▶ _Required work_: Identify the lines holding "this" and copy them.

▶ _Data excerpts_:
══════

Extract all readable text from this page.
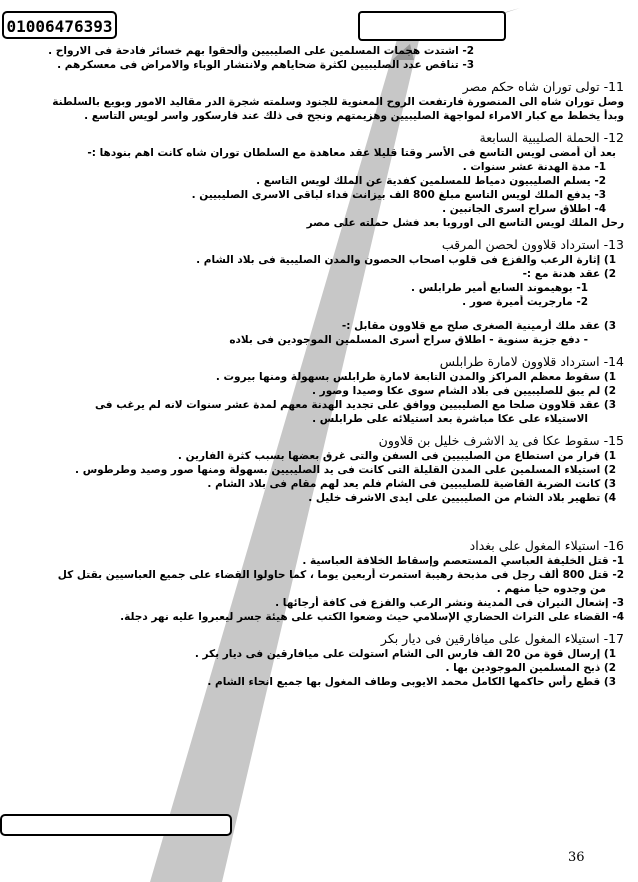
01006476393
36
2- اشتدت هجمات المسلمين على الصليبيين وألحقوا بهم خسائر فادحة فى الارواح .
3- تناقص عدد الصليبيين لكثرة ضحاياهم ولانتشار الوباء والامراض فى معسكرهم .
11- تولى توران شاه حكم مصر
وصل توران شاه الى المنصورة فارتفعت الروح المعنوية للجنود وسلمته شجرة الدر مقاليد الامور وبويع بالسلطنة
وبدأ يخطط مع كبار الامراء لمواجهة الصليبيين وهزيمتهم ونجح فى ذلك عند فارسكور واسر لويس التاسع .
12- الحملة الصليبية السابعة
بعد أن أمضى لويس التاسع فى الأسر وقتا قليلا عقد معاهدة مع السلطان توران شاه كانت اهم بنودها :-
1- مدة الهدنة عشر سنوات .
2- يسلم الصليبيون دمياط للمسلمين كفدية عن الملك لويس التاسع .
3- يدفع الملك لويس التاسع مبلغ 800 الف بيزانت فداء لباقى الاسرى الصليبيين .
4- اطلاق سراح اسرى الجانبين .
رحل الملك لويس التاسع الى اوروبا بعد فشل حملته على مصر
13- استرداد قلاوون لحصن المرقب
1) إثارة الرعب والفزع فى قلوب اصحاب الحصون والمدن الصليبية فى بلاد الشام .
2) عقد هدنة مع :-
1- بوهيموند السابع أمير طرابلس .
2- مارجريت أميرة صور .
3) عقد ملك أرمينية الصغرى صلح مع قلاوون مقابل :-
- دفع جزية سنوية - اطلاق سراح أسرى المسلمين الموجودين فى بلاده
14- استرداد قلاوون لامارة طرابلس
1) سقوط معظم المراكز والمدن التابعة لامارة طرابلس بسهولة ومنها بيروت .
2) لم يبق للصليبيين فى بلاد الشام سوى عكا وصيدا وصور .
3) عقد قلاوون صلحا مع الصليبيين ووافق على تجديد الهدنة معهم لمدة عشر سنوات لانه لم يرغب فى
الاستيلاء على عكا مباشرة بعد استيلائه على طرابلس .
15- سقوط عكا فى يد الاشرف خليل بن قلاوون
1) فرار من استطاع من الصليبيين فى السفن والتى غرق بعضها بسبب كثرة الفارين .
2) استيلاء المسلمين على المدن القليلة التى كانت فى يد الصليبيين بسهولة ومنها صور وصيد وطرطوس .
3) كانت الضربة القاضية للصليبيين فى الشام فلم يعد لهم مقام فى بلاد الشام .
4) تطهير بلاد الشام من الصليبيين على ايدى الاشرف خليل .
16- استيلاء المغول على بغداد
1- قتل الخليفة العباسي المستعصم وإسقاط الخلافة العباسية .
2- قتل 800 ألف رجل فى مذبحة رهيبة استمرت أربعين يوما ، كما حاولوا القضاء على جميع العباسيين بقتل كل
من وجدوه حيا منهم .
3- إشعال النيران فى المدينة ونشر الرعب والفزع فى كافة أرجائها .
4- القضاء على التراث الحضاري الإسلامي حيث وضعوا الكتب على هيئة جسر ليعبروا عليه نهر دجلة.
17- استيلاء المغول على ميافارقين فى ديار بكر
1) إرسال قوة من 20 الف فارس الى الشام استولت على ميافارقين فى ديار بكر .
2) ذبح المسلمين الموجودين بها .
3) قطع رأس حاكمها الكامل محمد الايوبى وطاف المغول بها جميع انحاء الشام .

══════

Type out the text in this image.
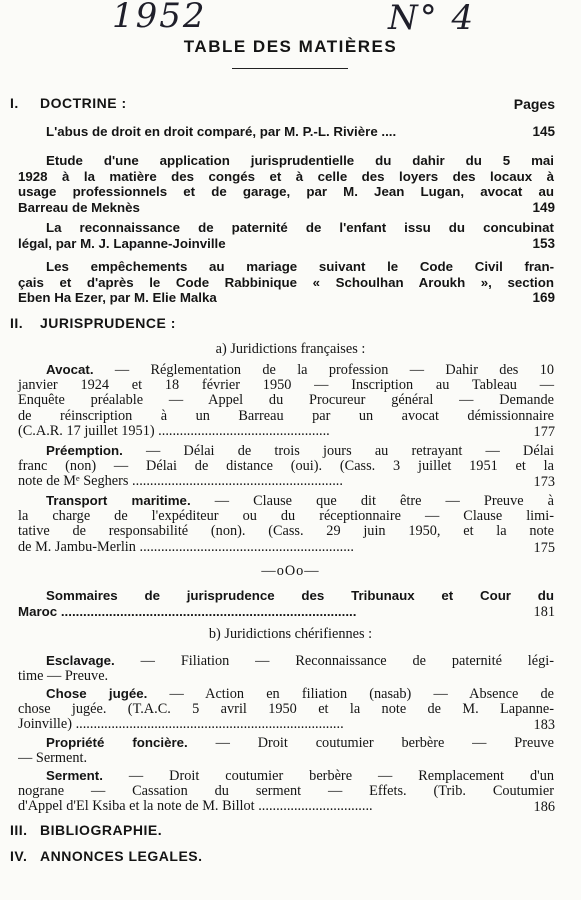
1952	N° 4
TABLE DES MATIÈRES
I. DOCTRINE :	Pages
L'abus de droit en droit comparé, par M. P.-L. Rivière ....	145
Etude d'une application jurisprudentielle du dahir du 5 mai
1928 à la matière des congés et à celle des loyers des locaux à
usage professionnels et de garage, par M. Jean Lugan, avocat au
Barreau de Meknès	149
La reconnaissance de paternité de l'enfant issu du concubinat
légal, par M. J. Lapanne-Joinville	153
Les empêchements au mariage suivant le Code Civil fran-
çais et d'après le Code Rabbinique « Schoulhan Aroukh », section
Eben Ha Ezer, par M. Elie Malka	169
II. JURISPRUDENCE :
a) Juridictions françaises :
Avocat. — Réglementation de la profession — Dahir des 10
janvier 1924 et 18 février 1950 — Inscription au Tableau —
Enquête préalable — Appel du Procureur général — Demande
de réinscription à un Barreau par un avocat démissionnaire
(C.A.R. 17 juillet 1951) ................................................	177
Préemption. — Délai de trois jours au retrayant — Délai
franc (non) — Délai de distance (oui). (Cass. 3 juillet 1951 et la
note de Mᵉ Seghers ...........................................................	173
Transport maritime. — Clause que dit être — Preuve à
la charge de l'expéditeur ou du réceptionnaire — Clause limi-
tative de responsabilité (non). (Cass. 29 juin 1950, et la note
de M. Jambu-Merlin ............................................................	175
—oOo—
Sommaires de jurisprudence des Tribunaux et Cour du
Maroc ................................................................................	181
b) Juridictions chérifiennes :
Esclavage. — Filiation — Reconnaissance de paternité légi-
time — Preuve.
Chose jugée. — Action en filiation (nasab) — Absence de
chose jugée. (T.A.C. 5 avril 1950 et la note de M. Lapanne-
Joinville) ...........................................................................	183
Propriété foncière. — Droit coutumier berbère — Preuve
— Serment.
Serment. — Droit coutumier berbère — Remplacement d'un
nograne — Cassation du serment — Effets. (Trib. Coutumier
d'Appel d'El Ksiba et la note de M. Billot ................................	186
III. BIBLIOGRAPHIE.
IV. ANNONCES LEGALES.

══════

▶ _Written response_:
Extract all readable text from this page.
Type out the text in this image.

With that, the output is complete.